* AIM OF THE EXERCISE *
Write the data out again, character for character, with no images.

* DATA ROWS *
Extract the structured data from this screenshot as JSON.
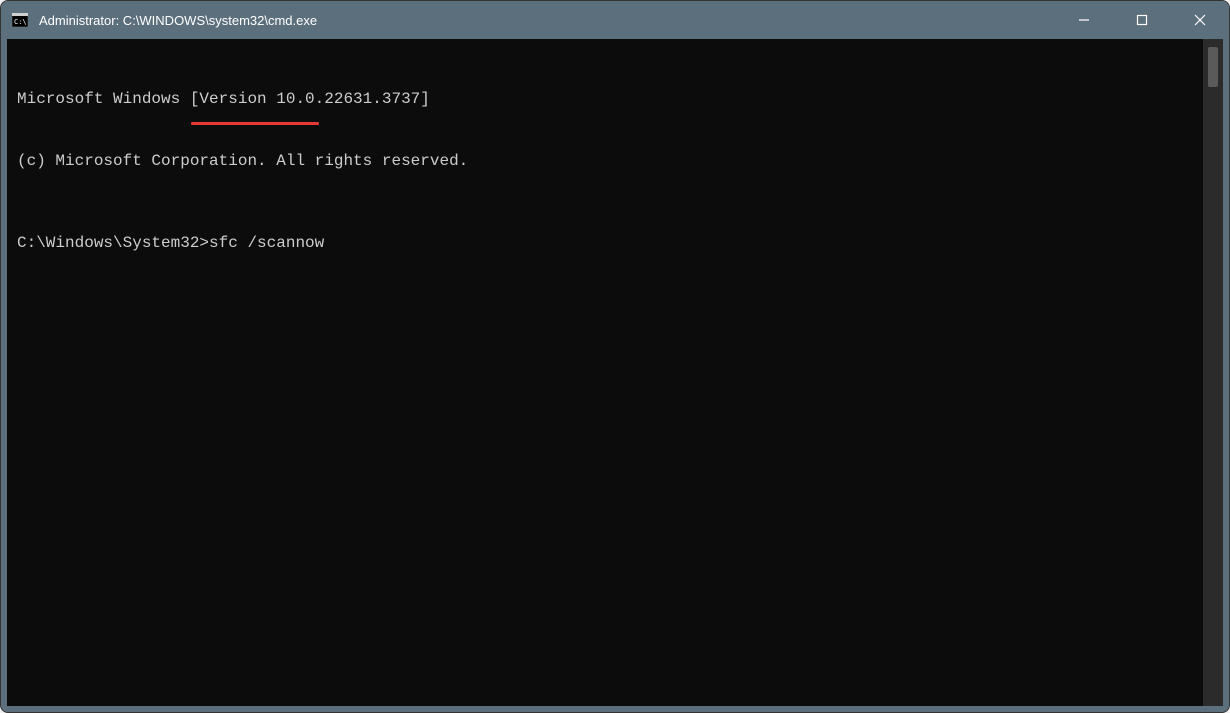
{
  "window": {
    "title": "Administrator: C:\\WINDOWS\\system32\\cmd.exe"
  },
  "terminal": {
    "line1": "Microsoft Windows [Version 10.0.22631.3737]",
    "line2": "(c) Microsoft Corporation. All rights reserved.",
    "prompt": "C:\\Windows\\System32>",
    "command": "sfc /scannow"
  },
  "annotation": {
    "underline_color": "#e53935"
  }
}
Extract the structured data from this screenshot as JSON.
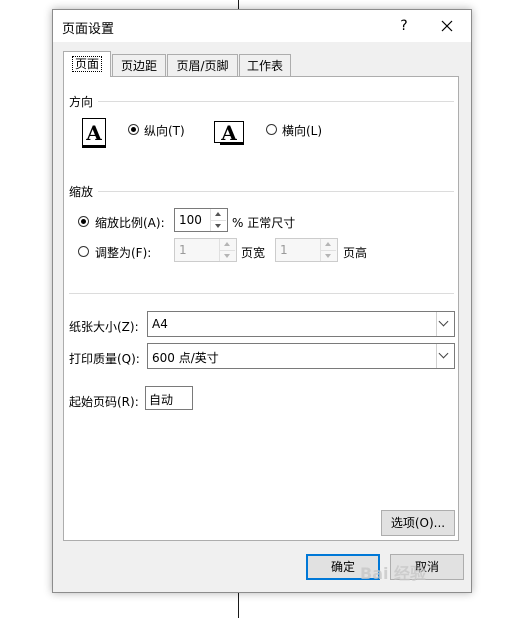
{
  "dialog": {
    "title": "页面设置",
    "help_label": "?",
    "tabs": [
      {
        "label": "页面"
      },
      {
        "label": "页边距"
      },
      {
        "label": "页眉/页脚"
      },
      {
        "label": "工作表"
      }
    ]
  },
  "orientation": {
    "group_title": "方向",
    "portrait_label": "纵向(T)",
    "landscape_label": "横向(L)",
    "icon_letter": "A",
    "selected": "portrait"
  },
  "scaling": {
    "group_title": "缩放",
    "scale_option_label": "缩放比例(A):",
    "scale_value": "100",
    "scale_suffix": "% 正常尺寸",
    "fit_option_label": "调整为(F):",
    "fit_width_value": "1",
    "fit_width_suffix": "页宽",
    "fit_height_value": "1",
    "fit_height_suffix": "页高",
    "selected": "scale"
  },
  "paper": {
    "size_label": "纸张大小(Z):",
    "size_value": "A4",
    "quality_label": "打印质量(Q):",
    "quality_value": "600 点/英寸",
    "first_page_label": "起始页码(R):",
    "first_page_value": "自动"
  },
  "buttons": {
    "options_label": "选项(O)...",
    "ok_label": "确定",
    "cancel_label": "取消"
  },
  "watermark_text": "Bai 经验"
}
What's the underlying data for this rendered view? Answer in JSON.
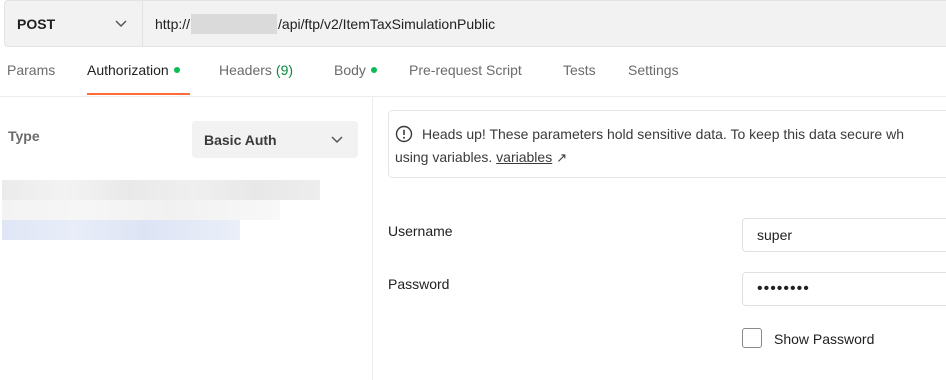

* FULL SOLUTION *
Extract the structured data from this screenshot as JSON.
{
  "window": {
    "title": "Administrator: C:\\WINDOWS\\system32\\cmd.exe"
  },
  "terminal": {
    "line1": "Microsoft Windows [Version 10.0.22631.3737]",
    "line2": "(c) Microsoft Corporation. All rights reserved.",
    "prompt": "C:\\Windows\\System32>",
    "command": "sfc /scannow"
  },
  "annotation": {
    "underline_color": "#e53935"
  }
}
Extract the structured data from this screenshot as JSON.
{
  "dialog": {
    "title": "页面设置",
    "help_label": "?",
    "tabs": [
      {
        "label": "页面"
      },
      {
        "label": "页边距"
      },
      {
        "label": "页眉/页脚"
      },
      {
        "label": "工作表"
      }
    ]
  },
  "orientation": {
    "group_title": "方向",
    "portrait_label": "纵向(T)",
    "landscape_label": "横向(L)",
    "icon_letter": "A",
    "selected": "portrait"
  },
  "scaling": {
    "group_title": "缩放",
    "scale_option_label": "缩放比例(A):",
    "scale_value": "100",
    "scale_suffix": "% 正常尺寸",
    "fit_option_label": "调整为(F):",
    "fit_width_value": "1",
    "fit_width_suffix": "页宽",
    "fit_height_value": "1",
    "fit_height_suffix": "页高",
    "selected": "scale"
  },
  "paper": {
    "size_label": "纸张大小(Z):",
    "size_value": "A4",
    "quality_label": "打印质量(Q):",
    "quality_value": "600 点/英寸",
    "first_page_label": "起始页码(R):",
    "first_page_value": "自动"
  },
  "buttons": {
    "options_label": "选项(O)...",
    "ok_label": "确定",
    "cancel_label": "取消"
  },
  "watermark_text": "Bai 经验"
}
What's the underlying data for this rendered view? Answer in JSON.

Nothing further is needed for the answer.